## Görev ayrıntıları
Verilen metne dayanarak şu soruları yanıtlayın:
1. Metnin başında gençlik nasıl bir şeye benzetiliyor?
2. Metne göre Cenap Şahabettin gibi şiir yazılırsa ne olur?
3. Metne göre başkalarına saldırarak yükselmek kimin işidir?

IMG-5852
Levent Karataş

Gençlik, hangimizin sabıka fotoğrafı daha önce olacak gibi bir şeydi.

*Sen bunun şiirini mi yazıyorsun?

Ben her zaman o anki durumumun şiirini yazdım. Durumumuzun da. Sanırım işin sırrı burada. Çağına vakıf değilsen, sen bir hiçsin. Çağını yansıtmalısın. Gidip Cenap Şahabettin gibi şiir yazarsan şiir olur ama tanık olmaz. Büyük şairlere bak. Hemen hemen hepsi çağının dokusunu yansıtan adamlar. Bu bir gerçek. Sabıka fotoğrafım var. İstenen buysa hemen vereyim. Bir sürü rapor. Bir sürü mahkeme kararı. Bence burada önemli olan ne istediği ve bu istekle ilgili ne tasarladığı bir gencin. Kaos istiyorsan, onu çıkarmak dünyanın en kolay işi. Sosyal medyada günlük, geçici fırtınalar yaratabilirsin. Fakat gerçekten kalıcı bir fırtına olmak istiyorsan, yol bu değil. Başkalarına saldırarak yükselmek politikacıların işi, şairin değil. Ne istiyorsun? Geçmiş kuşağı yok etmek mi? Bunu sen yapamazsın. Bunu okur yapar. Bunu okur halleder. Okurun halledemeyeceği iş yoktur. Eski dergileri karıştır, kimler vardı senin gibi suyu bulandırarak yükselmeye çalışan… Şimdi hiçbiri yok! Neden yok? Çünkü hiçbir zaman olmadılar, aslında olamadılar. Olmadan olmuş gibi yapmak sahtekârlık değil aptallıktır.

## Verilen satırlar
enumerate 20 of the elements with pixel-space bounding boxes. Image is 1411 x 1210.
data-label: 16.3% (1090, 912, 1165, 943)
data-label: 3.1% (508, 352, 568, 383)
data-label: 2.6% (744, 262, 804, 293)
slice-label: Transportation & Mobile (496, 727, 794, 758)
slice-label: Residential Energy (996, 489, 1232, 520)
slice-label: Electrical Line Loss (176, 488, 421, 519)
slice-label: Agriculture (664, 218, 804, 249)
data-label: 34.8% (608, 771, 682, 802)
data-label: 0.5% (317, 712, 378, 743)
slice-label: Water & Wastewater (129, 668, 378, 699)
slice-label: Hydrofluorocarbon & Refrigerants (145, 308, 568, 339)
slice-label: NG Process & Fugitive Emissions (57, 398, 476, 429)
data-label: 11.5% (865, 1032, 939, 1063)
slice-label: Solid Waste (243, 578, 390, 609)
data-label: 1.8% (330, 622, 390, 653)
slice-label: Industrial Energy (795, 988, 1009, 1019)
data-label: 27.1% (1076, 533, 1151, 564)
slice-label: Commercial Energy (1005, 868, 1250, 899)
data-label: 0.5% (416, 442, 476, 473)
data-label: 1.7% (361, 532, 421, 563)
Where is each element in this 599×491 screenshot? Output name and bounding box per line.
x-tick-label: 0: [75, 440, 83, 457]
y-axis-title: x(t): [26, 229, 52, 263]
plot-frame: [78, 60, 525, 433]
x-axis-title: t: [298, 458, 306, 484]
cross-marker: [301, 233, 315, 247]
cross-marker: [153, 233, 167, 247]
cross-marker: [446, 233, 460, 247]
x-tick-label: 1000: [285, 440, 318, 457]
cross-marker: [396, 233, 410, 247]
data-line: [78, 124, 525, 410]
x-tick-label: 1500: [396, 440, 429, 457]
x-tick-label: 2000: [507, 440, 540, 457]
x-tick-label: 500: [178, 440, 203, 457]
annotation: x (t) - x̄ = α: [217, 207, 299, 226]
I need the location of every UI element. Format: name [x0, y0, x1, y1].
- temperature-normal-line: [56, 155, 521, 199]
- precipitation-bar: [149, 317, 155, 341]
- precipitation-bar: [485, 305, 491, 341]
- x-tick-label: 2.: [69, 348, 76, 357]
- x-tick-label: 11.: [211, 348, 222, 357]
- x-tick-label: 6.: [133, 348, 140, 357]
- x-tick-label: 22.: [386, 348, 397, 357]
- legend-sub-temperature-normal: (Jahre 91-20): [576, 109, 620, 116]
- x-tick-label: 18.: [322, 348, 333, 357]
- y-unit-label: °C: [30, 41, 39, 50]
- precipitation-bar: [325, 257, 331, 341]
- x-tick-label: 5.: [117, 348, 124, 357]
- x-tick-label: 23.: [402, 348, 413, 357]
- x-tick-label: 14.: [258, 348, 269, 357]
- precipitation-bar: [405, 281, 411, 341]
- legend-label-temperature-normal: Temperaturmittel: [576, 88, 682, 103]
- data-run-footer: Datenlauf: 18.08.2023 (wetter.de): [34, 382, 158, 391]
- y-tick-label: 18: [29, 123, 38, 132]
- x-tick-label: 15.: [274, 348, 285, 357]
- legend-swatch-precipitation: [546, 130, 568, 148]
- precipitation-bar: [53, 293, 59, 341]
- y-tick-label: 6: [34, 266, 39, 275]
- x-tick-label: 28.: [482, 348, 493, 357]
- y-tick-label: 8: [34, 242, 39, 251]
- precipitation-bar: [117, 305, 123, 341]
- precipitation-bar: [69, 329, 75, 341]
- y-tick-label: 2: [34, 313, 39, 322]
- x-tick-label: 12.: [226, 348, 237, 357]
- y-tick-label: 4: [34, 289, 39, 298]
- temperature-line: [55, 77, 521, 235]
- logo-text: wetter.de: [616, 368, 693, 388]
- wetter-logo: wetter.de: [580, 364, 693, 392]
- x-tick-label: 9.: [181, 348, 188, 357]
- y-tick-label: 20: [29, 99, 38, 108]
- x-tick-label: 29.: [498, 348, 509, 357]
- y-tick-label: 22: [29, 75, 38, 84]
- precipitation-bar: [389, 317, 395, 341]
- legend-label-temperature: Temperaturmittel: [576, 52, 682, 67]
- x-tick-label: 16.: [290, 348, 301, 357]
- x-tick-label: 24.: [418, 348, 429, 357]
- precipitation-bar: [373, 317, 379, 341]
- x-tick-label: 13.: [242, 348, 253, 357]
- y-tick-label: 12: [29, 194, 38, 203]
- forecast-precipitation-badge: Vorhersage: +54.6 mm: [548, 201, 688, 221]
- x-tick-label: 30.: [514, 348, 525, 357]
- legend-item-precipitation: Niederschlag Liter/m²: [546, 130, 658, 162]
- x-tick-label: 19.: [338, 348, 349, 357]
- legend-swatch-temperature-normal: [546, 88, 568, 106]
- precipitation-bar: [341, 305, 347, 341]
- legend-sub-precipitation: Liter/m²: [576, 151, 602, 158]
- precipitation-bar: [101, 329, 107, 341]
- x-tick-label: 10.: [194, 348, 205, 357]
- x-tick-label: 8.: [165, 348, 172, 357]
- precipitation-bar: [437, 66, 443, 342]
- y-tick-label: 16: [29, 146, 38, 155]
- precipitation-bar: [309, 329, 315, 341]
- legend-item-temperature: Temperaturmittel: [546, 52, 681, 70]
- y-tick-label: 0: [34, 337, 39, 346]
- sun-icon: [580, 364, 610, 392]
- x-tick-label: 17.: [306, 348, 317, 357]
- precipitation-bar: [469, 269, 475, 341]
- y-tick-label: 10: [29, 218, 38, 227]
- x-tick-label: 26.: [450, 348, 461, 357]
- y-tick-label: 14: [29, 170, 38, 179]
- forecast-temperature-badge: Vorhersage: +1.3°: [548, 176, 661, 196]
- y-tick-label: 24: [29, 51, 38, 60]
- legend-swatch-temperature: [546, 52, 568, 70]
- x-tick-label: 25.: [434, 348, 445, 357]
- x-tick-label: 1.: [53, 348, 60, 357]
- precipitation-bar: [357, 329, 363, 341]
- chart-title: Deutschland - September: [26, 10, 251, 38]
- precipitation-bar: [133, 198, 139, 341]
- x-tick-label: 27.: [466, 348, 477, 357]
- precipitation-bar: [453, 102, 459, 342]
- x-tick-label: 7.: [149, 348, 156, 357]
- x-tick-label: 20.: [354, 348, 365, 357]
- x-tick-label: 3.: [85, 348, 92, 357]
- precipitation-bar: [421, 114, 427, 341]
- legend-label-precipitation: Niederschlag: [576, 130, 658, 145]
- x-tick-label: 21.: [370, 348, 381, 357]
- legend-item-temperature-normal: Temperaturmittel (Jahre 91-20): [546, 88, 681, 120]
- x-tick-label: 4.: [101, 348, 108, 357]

## Tamamlanan alıştırma
1. Gençlik, hangimizin sabıka fotoğrafının daha önce olacağı gibi bir şeye benzetiliyor.
2. Şiir olur ama tanık olmaz.
3. Politikacıların işidir, şairin değil.